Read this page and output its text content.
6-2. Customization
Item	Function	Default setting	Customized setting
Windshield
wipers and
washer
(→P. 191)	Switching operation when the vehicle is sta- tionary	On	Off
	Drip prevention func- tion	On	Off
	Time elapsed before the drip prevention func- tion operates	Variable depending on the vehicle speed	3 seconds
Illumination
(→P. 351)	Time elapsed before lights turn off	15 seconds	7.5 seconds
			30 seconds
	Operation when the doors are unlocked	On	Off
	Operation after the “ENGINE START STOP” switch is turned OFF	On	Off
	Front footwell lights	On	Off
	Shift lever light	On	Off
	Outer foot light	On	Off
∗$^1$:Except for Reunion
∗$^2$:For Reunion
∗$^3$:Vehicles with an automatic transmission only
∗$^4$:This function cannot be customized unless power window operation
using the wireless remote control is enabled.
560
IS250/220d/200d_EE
+++
OBJECTIVE:
Copy each line of the listing that holds the word "prevention".

RESULT BELOW:
	Drip prevention func- tion	On	Off
	Time elapsed before the drip prevention func- tion operates	Variable depending on the vehicle speed	3 seconds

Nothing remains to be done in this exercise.